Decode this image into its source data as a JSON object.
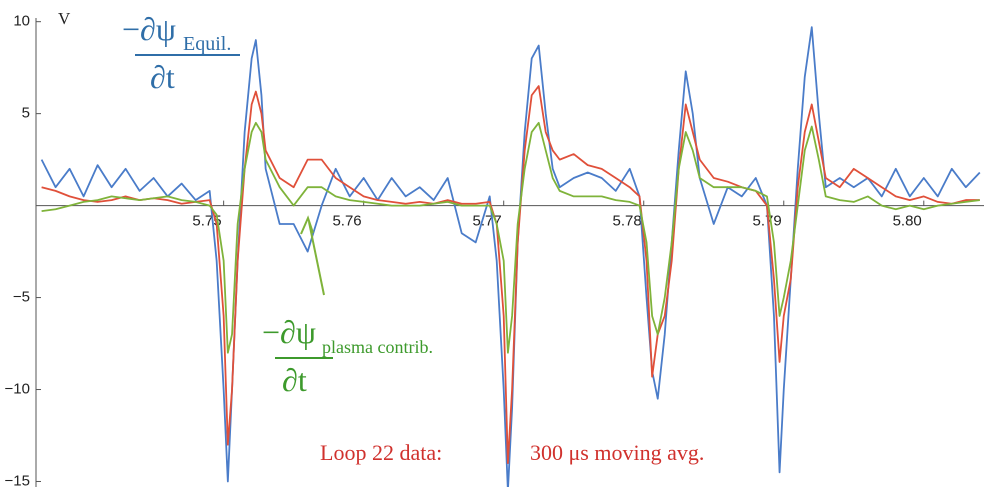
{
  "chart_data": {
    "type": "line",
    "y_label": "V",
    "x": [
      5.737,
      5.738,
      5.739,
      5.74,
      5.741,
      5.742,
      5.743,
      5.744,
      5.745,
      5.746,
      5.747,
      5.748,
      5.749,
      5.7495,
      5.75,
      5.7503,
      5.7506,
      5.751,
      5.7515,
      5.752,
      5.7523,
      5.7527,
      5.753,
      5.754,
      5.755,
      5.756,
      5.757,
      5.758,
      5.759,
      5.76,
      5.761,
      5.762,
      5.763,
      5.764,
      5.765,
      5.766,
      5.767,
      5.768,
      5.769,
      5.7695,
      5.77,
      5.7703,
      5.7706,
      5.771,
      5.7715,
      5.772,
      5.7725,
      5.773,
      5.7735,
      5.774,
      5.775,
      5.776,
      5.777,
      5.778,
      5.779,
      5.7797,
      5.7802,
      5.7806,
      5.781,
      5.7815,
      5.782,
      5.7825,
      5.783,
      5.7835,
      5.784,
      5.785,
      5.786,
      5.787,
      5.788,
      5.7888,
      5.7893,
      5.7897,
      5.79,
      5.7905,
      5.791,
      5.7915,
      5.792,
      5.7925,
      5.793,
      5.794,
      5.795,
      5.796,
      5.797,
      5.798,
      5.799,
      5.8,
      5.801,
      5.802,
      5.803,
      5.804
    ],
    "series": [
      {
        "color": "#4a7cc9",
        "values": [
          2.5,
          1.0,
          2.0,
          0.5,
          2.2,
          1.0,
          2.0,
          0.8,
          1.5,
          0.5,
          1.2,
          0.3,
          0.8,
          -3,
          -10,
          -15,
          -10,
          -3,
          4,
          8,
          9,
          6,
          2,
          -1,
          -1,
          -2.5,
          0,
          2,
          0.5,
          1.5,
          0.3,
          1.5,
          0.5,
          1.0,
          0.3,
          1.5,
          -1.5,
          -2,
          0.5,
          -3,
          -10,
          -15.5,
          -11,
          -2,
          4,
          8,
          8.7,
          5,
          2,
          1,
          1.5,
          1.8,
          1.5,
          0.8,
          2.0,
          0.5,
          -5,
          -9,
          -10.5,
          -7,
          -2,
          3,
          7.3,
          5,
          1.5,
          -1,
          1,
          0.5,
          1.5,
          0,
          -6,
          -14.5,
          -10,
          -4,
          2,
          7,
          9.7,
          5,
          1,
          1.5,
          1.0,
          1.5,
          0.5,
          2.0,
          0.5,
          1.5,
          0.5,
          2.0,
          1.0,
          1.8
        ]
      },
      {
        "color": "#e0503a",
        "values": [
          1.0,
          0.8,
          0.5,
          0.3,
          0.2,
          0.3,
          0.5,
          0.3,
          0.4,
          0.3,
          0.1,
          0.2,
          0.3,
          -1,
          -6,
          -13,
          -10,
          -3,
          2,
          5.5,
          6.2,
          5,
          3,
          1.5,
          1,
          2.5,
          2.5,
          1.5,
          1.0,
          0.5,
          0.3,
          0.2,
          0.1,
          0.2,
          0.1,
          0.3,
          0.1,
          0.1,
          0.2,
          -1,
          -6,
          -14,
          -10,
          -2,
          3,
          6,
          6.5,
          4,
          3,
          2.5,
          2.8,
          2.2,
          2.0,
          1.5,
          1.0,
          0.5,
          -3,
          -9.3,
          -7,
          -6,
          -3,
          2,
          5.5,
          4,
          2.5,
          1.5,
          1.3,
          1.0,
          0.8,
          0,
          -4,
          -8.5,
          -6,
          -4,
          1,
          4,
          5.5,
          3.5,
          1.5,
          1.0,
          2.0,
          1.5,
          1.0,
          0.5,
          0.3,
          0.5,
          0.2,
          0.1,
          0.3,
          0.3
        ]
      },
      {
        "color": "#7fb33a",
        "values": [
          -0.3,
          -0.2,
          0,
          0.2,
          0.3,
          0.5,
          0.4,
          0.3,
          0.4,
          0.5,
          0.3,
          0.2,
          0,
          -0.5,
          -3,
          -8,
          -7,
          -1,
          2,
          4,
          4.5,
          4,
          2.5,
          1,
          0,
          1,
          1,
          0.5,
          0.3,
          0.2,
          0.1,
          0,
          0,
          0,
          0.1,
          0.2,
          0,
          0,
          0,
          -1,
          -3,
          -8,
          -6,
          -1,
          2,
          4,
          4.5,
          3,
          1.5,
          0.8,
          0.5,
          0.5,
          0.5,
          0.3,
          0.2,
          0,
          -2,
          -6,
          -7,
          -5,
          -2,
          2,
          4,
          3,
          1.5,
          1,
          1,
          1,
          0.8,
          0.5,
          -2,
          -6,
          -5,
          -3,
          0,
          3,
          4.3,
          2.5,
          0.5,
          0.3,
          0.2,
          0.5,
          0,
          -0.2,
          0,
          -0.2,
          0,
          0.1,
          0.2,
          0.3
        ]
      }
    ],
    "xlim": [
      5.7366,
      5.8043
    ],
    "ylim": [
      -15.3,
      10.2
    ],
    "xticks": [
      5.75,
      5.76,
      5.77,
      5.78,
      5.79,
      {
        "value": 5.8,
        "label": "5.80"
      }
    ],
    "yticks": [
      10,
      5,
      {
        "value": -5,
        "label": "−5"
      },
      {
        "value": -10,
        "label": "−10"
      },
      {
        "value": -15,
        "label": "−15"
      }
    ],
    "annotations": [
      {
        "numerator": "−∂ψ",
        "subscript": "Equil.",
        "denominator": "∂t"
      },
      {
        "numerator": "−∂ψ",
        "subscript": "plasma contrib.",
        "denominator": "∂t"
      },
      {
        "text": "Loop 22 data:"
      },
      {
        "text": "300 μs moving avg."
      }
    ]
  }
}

******************************

**Work to be completed**. Pull every line containing "text" from the material above.

**Output of the exercise**.
        "text": "Loop 22 data:"
        "text": "300 μs moving avg."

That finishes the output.